Among the lines below, count those containing the word "retrieval". Give the number only.

Collected data entries:
────────────────
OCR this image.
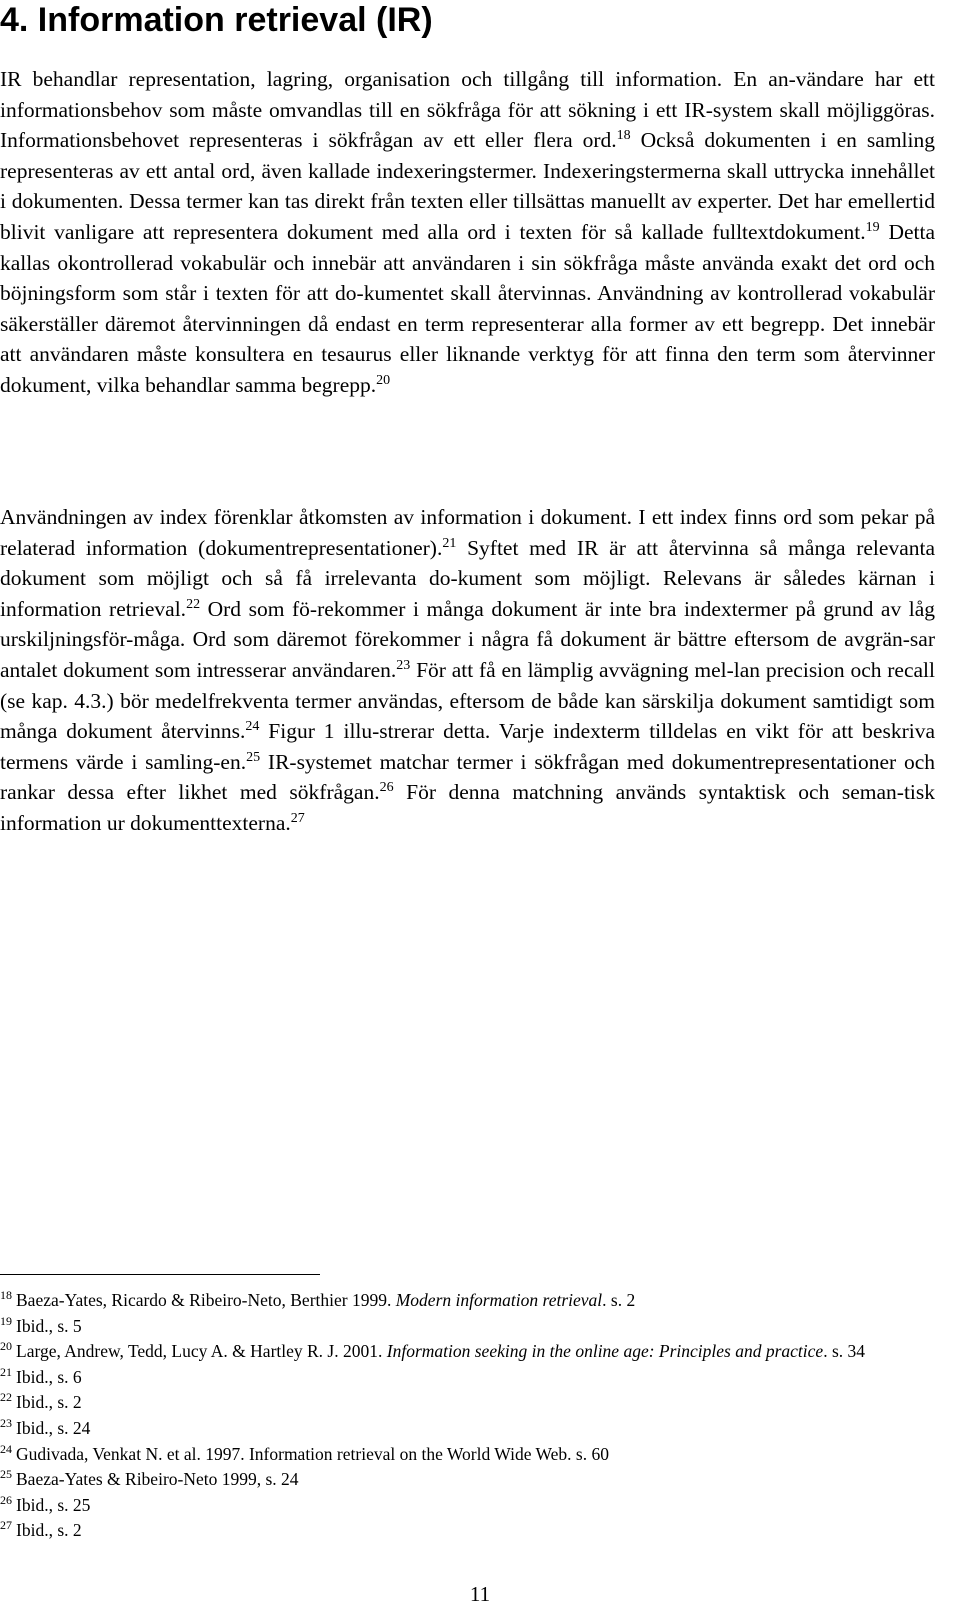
4. Information retrieval (IR)

IR behandlar representation, lagring, organisation och tillgång till information. En an-vändare har ett informationsbehov som måste omvandlas till en sökfråga för att sökning i ett IR-system skall möjliggöras. Informationsbehovet representeras i sökfrågan av ett eller flera ord.$^{18}$ Också dokumenten i en samling representeras av ett antal ord, även kallade indexeringstermer. Indexeringstermerna skall uttrycka innehållet i dokumenten. Dessa termer kan tas direkt från texten eller tillsättas manuellt av experter. Det har emellertid blivit vanligare att representera dokument med alla ord i texten för så kallade fulltextdokument.$^{19}$ Detta kallas okontrollerad vokabulär och innebär att användaren i sin sökfråga måste använda exakt det ord och böjningsform som står i texten för att do-kumentet skall återvinnas. Användning av kontrollerad vokabulär säkerställer däremot återvinningen då endast en term representerar alla former av ett begrepp. Det innebär att användaren måste konsultera en tesaurus eller liknande verktyg för att finna den term som återvinner dokument, vilka behandlar samma begrepp.$^{20}$

Användningen av index förenklar åtkomsten av information i dokument. I ett index finns ord som pekar på relaterad information (dokumentrepresentationer).$^{21}$ Syftet med IR är att återvinna så många relevanta dokument som möjligt och så få irrelevanta do-kument som möjligt. Relevans är således kärnan i information retrieval.$^{22}$ Ord som fö-rekommer i många dokument är inte bra indextermer på grund av låg urskiljningsför-måga. Ord som däremot förekommer i några få dokument är bättre eftersom de avgrän-sar antalet dokument som intresserar användaren.$^{23}$ För att få en lämplig avvägning mel-lan precision och recall (se kap. 4.3.) bör medelfrekventa termer användas, eftersom de både kan särskilja dokument samtidigt som många dokument återvinns.$^{24}$ Figur 1 illu-strerar detta. Varje indexterm tilldelas en vikt för att beskriva termens värde i samling-en.$^{25}$ IR-systemet matchar termer i sökfrågan med dokumentrepresentationer och rankar dessa efter likhet med sökfrågan.$^{26}$ För denna matchning används syntaktisk och seman-tisk information ur dokumenttexterna.$^{27}$

$^{18}$ Baeza-Yates, Ricardo & Ribeiro-Neto, Berthier 1999. Modern information retrieval. s. 2
$^{19}$ Ibid., s. 5
$^{20}$ Large, Andrew, Tedd, Lucy A. & Hartley R. J. 2001. Information seeking in the online age: Principles and practice. s. 34
$^{21}$ Ibid., s. 6
$^{22}$ Ibid., s. 2
$^{23}$ Ibid., s. 24
$^{24}$ Gudivada, Venkat N. et al. 1997. Information retrieval on the World Wide Web. s. 60
$^{25}$ Baeza-Yates & Ribeiro-Neto 1999, s. 24
$^{26}$ Ibid., s. 25
$^{27}$ Ibid., s. 2
11
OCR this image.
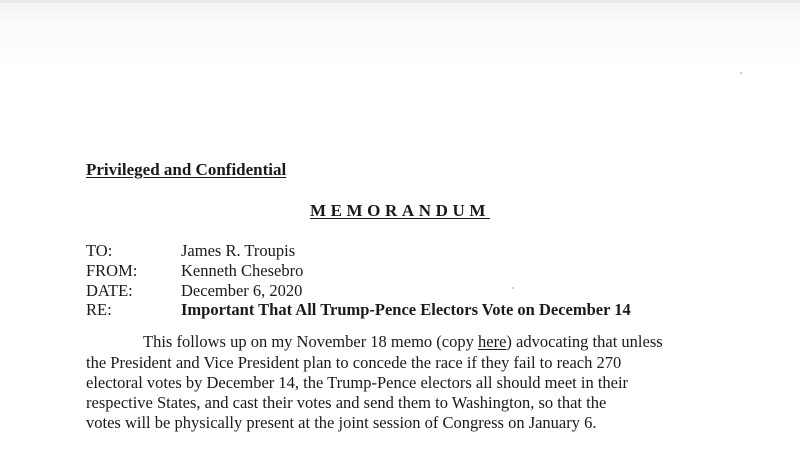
Privileged and Confidential
MEMORANDUM
TO:	James R. Troupis
FROM:	Kenneth Chesebro
DATE:	December 6, 2020
RE:	Important That All Trump-Pence Electors Vote on December 14
This follows up on my November 18 memo (copy here) advocating that unless
the President and Vice President plan to concede the race if they fail to reach 270
electoral votes by December 14, the Trump-Pence electors all should meet in their
respective States, and cast their votes and send them to Washington, so that the
votes will be physically present at the joint session of Congress on January 6.
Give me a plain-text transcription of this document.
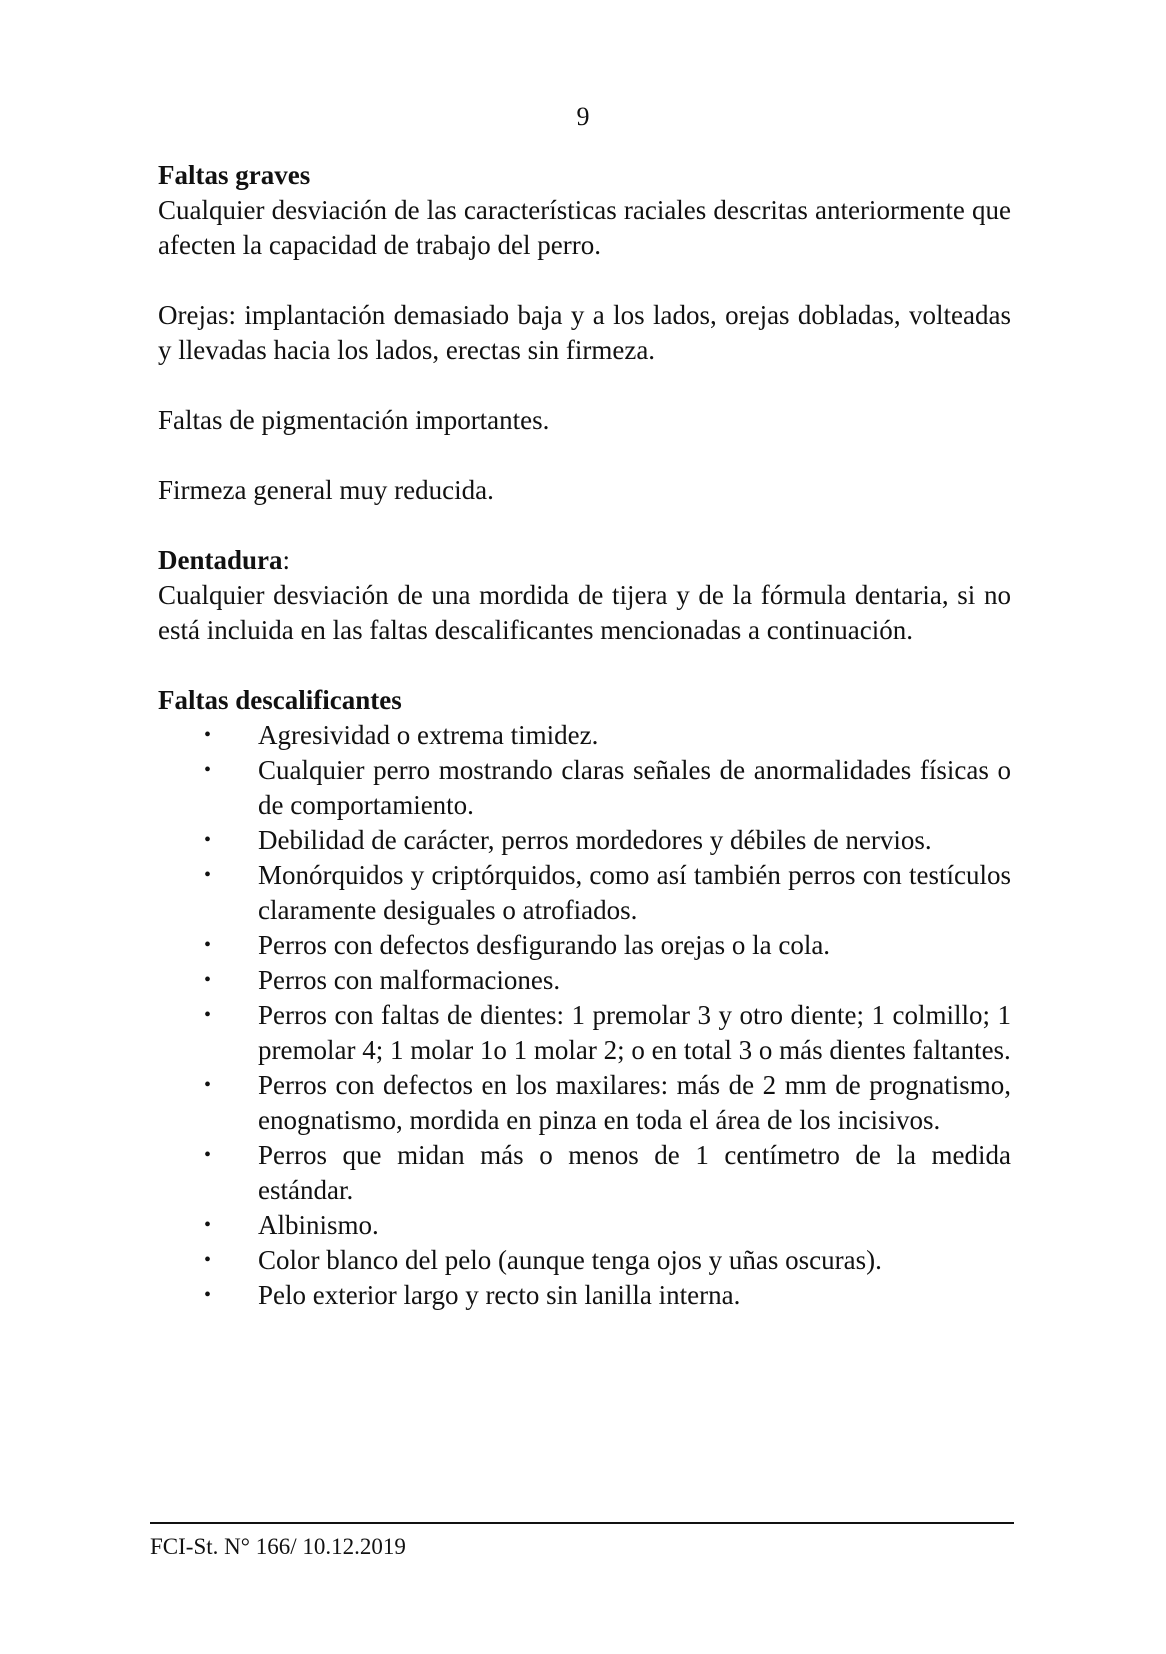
9

Faltas graves

Cualquier desviación de las características raciales descritas anteriormente que afecten la capacidad de trabajo del perro.

Orejas: implantación demasiado baja y a los lados, orejas dobladas, volteadas y llevadas hacia los lados, erectas sin firmeza.

Faltas de pigmentación importantes.

Firmeza general muy reducida.

Dentadura:

Cualquier desviación de una mordida de tijera y de la fórmula dentaria, si no está incluida en las faltas descalificantes mencionadas a continuación.

Faltas descalificantes

•	Agresividad o extrema timidez.
•	Cualquier perro mostrando claras señales de anormalidades físicas o de comportamiento.
•	Debilidad de carácter, perros mordedores y débiles de nervios.
•	Monórquidos y criptórquidos, como así también perros con testículos claramente desiguales o atrofiados.
•	Perros con defectos desfigurando las orejas o la cola.
•	Perros con malformaciones.
•	Perros con faltas de dientes: 1 premolar 3 y otro diente; 1 colmillo; 1 premolar 4; 1 molar 1o 1 molar 2; o en total 3 o más dientes faltantes.
•	Perros con defectos en los maxilares: más de 2 mm de prognatismo, enognatismo, mordida en pinza en toda el área de los incisivos.
•	Perros que midan más o menos de 1 centímetro de la medida estándar.
•	Albinismo.
•	Color blanco del pelo (aunque tenga ojos y uñas oscuras).
•	Pelo exterior largo y recto sin lanilla interna.
FCI-St. N° 166/ 10.12.2019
────────────────
### Answer for this exercise
4